__What you have to do__. Among the lines below, how many carry the string "panel"? Reply with a number and nothing else.

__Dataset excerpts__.
---*---

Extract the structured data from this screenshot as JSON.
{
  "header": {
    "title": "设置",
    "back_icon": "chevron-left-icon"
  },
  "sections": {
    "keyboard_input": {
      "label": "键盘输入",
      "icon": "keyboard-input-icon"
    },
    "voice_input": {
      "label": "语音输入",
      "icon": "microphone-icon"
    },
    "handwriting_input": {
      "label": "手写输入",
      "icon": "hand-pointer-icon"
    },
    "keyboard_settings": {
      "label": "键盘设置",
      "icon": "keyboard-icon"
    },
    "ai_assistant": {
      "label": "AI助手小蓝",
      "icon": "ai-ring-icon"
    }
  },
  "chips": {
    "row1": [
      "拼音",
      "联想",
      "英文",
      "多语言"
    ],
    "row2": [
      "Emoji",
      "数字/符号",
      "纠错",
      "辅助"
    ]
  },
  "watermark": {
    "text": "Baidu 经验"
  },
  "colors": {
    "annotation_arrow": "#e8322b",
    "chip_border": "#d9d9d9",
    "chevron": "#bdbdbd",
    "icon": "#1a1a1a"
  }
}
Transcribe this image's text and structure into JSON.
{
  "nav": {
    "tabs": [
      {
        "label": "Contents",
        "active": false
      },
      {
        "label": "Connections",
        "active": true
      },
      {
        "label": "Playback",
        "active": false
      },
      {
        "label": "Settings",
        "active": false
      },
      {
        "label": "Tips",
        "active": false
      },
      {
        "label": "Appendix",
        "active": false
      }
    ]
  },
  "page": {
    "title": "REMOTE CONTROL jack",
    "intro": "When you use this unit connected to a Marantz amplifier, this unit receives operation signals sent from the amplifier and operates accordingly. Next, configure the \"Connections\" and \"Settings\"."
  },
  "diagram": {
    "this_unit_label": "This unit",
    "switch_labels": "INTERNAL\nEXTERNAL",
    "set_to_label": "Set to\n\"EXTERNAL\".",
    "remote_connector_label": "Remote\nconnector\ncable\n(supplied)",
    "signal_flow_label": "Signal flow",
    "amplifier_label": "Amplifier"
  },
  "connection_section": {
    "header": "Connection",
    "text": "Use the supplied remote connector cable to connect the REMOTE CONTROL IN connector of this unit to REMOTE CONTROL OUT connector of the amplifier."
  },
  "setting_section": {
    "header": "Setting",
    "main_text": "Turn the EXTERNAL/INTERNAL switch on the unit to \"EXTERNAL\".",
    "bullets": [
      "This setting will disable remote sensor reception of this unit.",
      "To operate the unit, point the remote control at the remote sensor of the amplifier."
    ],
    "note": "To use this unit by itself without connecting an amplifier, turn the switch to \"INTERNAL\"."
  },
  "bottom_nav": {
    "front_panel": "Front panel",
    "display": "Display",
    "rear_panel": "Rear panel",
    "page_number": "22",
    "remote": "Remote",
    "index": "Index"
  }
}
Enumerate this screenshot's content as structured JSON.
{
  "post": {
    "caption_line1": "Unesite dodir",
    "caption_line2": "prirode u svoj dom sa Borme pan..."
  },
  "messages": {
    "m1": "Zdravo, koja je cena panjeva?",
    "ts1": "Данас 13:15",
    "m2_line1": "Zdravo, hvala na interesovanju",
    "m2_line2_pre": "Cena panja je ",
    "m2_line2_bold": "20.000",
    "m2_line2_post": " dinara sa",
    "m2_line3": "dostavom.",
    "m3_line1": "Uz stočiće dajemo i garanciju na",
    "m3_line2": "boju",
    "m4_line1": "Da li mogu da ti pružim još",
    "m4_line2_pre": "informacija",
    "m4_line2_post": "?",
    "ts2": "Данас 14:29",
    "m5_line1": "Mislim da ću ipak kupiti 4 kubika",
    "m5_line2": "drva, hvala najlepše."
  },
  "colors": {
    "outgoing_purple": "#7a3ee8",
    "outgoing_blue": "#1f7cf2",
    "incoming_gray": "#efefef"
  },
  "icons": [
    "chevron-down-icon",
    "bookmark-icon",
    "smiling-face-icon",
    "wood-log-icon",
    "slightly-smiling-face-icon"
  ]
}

---*---

__Result below__. 2